▶ OBJECTIVE
Omit all pictures, then retype the data exactly as given.

▶ THE DATA
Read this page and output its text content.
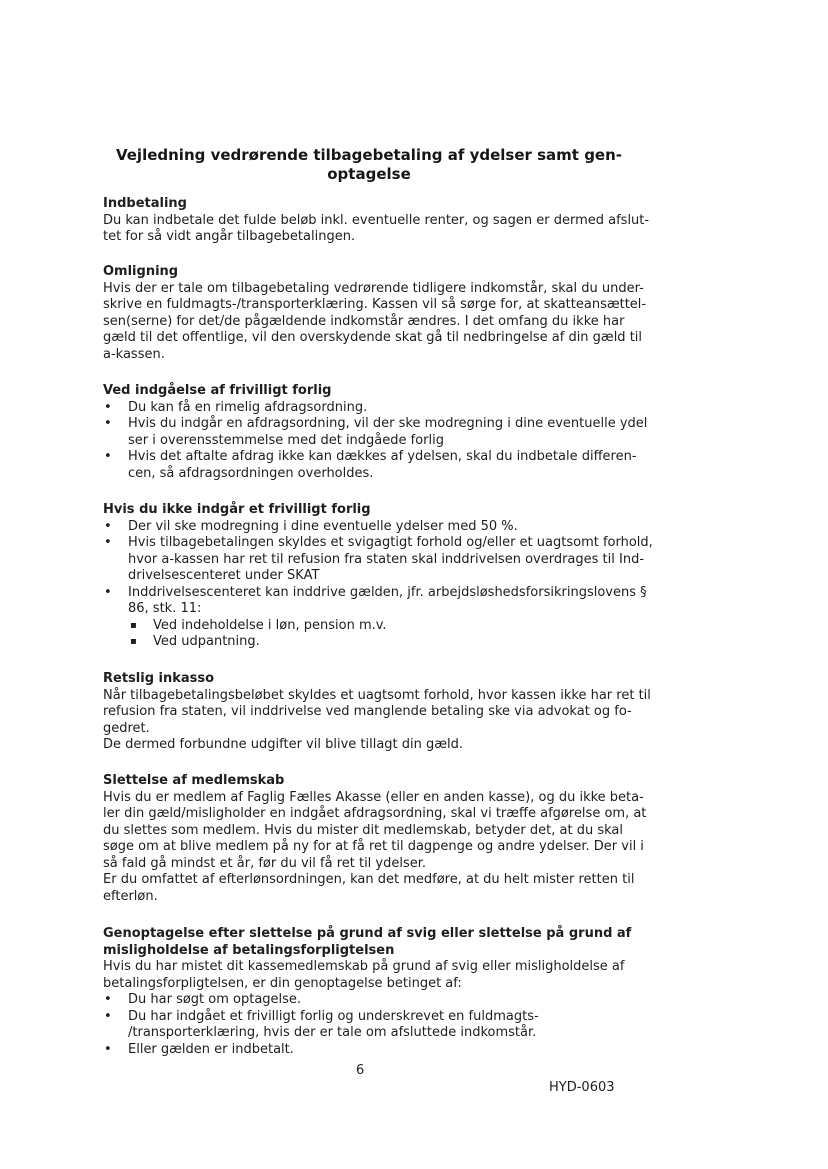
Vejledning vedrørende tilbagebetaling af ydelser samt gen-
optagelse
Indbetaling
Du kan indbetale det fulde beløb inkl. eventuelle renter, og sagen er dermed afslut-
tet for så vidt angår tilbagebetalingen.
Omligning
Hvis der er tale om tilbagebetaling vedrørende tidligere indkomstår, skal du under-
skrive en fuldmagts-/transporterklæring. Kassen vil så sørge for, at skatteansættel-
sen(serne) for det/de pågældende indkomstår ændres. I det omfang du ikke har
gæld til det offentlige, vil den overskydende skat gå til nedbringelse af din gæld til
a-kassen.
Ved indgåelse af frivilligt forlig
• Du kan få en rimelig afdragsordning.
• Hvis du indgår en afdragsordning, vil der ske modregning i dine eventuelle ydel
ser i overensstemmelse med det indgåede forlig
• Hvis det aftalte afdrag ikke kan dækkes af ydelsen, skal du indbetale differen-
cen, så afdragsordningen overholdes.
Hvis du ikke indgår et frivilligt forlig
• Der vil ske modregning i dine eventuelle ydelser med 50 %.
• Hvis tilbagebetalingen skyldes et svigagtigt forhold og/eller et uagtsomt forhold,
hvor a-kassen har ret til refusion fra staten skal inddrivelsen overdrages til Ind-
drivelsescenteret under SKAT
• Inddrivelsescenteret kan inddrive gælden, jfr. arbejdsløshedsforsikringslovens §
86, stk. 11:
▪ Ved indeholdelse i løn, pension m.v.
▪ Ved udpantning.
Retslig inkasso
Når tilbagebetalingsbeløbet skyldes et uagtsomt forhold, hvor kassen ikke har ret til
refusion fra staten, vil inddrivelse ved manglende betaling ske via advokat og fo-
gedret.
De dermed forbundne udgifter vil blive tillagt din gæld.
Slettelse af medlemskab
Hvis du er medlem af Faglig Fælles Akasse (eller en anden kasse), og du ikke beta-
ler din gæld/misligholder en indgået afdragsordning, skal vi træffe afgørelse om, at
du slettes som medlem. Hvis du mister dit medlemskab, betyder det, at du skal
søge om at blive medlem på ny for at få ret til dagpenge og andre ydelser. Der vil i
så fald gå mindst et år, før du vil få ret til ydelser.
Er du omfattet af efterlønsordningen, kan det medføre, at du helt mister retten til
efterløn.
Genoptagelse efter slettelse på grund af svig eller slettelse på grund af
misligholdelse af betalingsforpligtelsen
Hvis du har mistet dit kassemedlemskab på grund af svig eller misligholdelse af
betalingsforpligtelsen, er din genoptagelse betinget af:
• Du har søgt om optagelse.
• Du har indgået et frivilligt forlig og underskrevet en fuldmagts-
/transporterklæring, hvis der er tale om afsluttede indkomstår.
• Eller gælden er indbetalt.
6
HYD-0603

▶ THE RESPONSE
Read this page and output its text content.
Vejledning vedrørende tilbagebetaling af ydelser samt gen-
optagelse
Indbetaling
Du kan indbetale det fulde beløb inkl. eventuelle renter, og sagen er dermed afslut-
tet for så vidt angår tilbagebetalingen.
Omligning
Hvis der er tale om tilbagebetaling vedrørende tidligere indkomstår, skal du under-
skrive en fuldmagts-/transporterklæring. Kassen vil så sørge for, at skatteansættel-
sen(serne) for det/de pågældende indkomstår ændres. I det omfang du ikke har
gæld til det offentlige, vil den overskydende skat gå til nedbringelse af din gæld til
a-kassen.
Ved indgåelse af frivilligt forlig
• Du kan få en rimelig afdragsordning.
• Hvis du indgår en afdragsordning, vil der ske modregning i dine eventuelle ydel
ser i overensstemmelse med det indgåede forlig
• Hvis det aftalte afdrag ikke kan dækkes af ydelsen, skal du indbetale differen-
cen, så afdragsordningen overholdes.
Hvis du ikke indgår et frivilligt forlig
• Der vil ske modregning i dine eventuelle ydelser med 50 %.
• Hvis tilbagebetalingen skyldes et svigagtigt forhold og/eller et uagtsomt forhold,
hvor a-kassen har ret til refusion fra staten skal inddrivelsen overdrages til Ind-
drivelsescenteret under SKAT
• Inddrivelsescenteret kan inddrive gælden, jfr. arbejdsløshedsforsikringslovens §
86, stk. 11:
▪ Ved indeholdelse i løn, pension m.v.
▪ Ved udpantning.
Retslig inkasso
Når tilbagebetalingsbeløbet skyldes et uagtsomt forhold, hvor kassen ikke har ret til
refusion fra staten, vil inddrivelse ved manglende betaling ske via advokat og fo-
gedret.
De dermed forbundne udgifter vil blive tillagt din gæld.
Slettelse af medlemskab
Hvis du er medlem af Faglig Fælles Akasse (eller en anden kasse), og du ikke beta-
ler din gæld/misligholder en indgået afdragsordning, skal vi træffe afgørelse om, at
du slettes som medlem. Hvis du mister dit medlemskab, betyder det, at du skal
søge om at blive medlem på ny for at få ret til dagpenge og andre ydelser. Der vil i
så fald gå mindst et år, før du vil få ret til ydelser.
Er du omfattet af efterlønsordningen, kan det medføre, at du helt mister retten til
efterløn.
Genoptagelse efter slettelse på grund af svig eller slettelse på grund af
misligholdelse af betalingsforpligtelsen
Hvis du har mistet dit kassemedlemskab på grund af svig eller misligholdelse af
betalingsforpligtelsen, er din genoptagelse betinget af:
• Du har søgt om optagelse.
• Du har indgået et frivilligt forlig og underskrevet en fuldmagts-
/transporterklæring, hvis der er tale om afsluttede indkomstår.
• Eller gælden er indbetalt.
6
HYD-0603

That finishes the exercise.